### [EXERCISE AIM]
Could you write out every record below exactly, leaving out any pictures?

* begin INFORMATION SUPPLIED *

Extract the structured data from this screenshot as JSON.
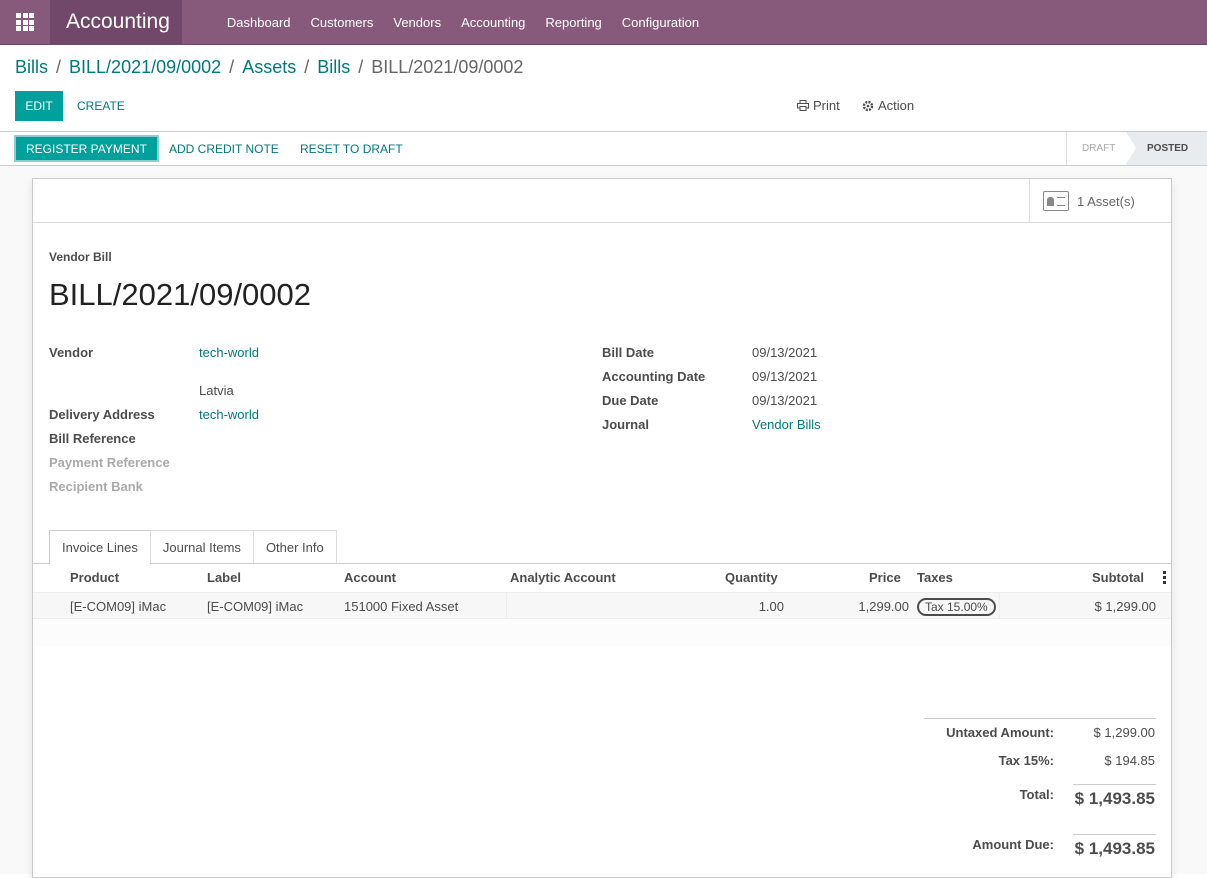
{
  "navbar": {
    "app_name": "Accounting",
    "menu": [
      "Dashboard",
      "Customers",
      "Vendors",
      "Accounting",
      "Reporting",
      "Configuration"
    ]
  },
  "breadcrumb": {
    "items": [
      "Bills",
      "BILL/2021/09/0002",
      "Assets",
      "Bills"
    ],
    "current": "BILL/2021/09/0002"
  },
  "toolbar": {
    "edit": "EDIT",
    "create": "CREATE",
    "print": "Print",
    "action": "Action"
  },
  "statusbar": {
    "register_payment": "REGISTER PAYMENT",
    "add_credit_note": "ADD CREDIT NOTE",
    "reset_to_draft": "RESET TO DRAFT",
    "stages": [
      "DRAFT",
      "POSTED"
    ],
    "active_stage": "POSTED"
  },
  "buttonbox": {
    "assets": "1 Asset(s)"
  },
  "form": {
    "type_label": "Vendor Bill",
    "name": "BILL/2021/09/0002",
    "left_fields": {
      "vendor_label": "Vendor",
      "vendor_value": "tech-world",
      "vendor_country": "Latvia",
      "delivery_label": "Delivery Address",
      "delivery_value": "tech-world",
      "bill_ref_label": "Bill Reference",
      "payment_ref_label": "Payment Reference",
      "recipient_bank_label": "Recipient Bank"
    },
    "right_fields": {
      "bill_date_label": "Bill Date",
      "bill_date_value": "09/13/2021",
      "acc_date_label": "Accounting Date",
      "acc_date_value": "09/13/2021",
      "due_date_label": "Due Date",
      "due_date_value": "09/13/2021",
      "journal_label": "Journal",
      "journal_value": "Vendor Bills"
    }
  },
  "tabs": [
    "Invoice Lines",
    "Journal Items",
    "Other Info"
  ],
  "lines": {
    "headers": [
      "Product",
      "Label",
      "Account",
      "Analytic Account",
      "Quantity",
      "Price",
      "Taxes",
      "Subtotal"
    ],
    "rows": [
      {
        "product": "[E-COM09] iMac",
        "label": "[E-COM09] iMac",
        "account": "151000 Fixed Asset",
        "analytic": "",
        "quantity": "1.00",
        "price": "1,299.00",
        "taxes": "Tax 15.00%",
        "subtotal": "$ 1,299.00"
      }
    ]
  },
  "totals": {
    "untaxed_label": "Untaxed Amount:",
    "untaxed_value": "$ 1,299.00",
    "tax_label": "Tax 15%:",
    "tax_value": "$ 194.85",
    "total_label": "Total:",
    "total_value": "$ 1,493.85",
    "due_label": "Amount Due:",
    "due_value": "$ 1,493.85"
  }
}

* end INFORMATION SUPPLIED *

### [OUTPUT FOR THIS TASK]
Extract the structured data from this screenshot as JSON.
{
  "navbar": {
    "app_name": "Accounting",
    "menu": [
      "Dashboard",
      "Customers",
      "Vendors",
      "Accounting",
      "Reporting",
      "Configuration"
    ]
  },
  "breadcrumb": {
    "items": [
      "Bills",
      "BILL/2021/09/0002",
      "Assets",
      "Bills"
    ],
    "current": "BILL/2021/09/0002"
  },
  "toolbar": {
    "edit": "EDIT",
    "create": "CREATE",
    "print": "Print",
    "action": "Action"
  },
  "statusbar": {
    "register_payment": "REGISTER PAYMENT",
    "add_credit_note": "ADD CREDIT NOTE",
    "reset_to_draft": "RESET TO DRAFT",
    "stages": [
      "DRAFT",
      "POSTED"
    ],
    "active_stage": "POSTED"
  },
  "buttonbox": {
    "assets": "1 Asset(s)"
  },
  "form": {
    "type_label": "Vendor Bill",
    "name": "BILL/2021/09/0002",
    "left_fields": {
      "vendor_label": "Vendor",
      "vendor_value": "tech-world",
      "vendor_country": "Latvia",
      "delivery_label": "Delivery Address",
      "delivery_value": "tech-world",
      "bill_ref_label": "Bill Reference",
      "payment_ref_label": "Payment Reference",
      "recipient_bank_label": "Recipient Bank"
    },
    "right_fields": {
      "bill_date_label": "Bill Date",
      "bill_date_value": "09/13/2021",
      "acc_date_label": "Accounting Date",
      "acc_date_value": "09/13/2021",
      "due_date_label": "Due Date",
      "due_date_value": "09/13/2021",
      "journal_label": "Journal",
      "journal_value": "Vendor Bills"
    }
  },
  "tabs": [
    "Invoice Lines",
    "Journal Items",
    "Other Info"
  ],
  "lines": {
    "headers": [
      "Product",
      "Label",
      "Account",
      "Analytic Account",
      "Quantity",
      "Price",
      "Taxes",
      "Subtotal"
    ],
    "rows": [
      {
        "product": "[E-COM09] iMac",
        "label": "[E-COM09] iMac",
        "account": "151000 Fixed Asset",
        "analytic": "",
        "quantity": "1.00",
        "price": "1,299.00",
        "taxes": "Tax 15.00%",
        "subtotal": "$ 1,299.00"
      }
    ]
  },
  "totals": {
    "untaxed_label": "Untaxed Amount:",
    "untaxed_value": "$ 1,299.00",
    "tax_label": "Tax 15%:",
    "tax_value": "$ 194.85",
    "total_label": "Total:",
    "total_value": "$ 1,493.85",
    "due_label": "Amount Due:",
    "due_value": "$ 1,493.85"
  }
}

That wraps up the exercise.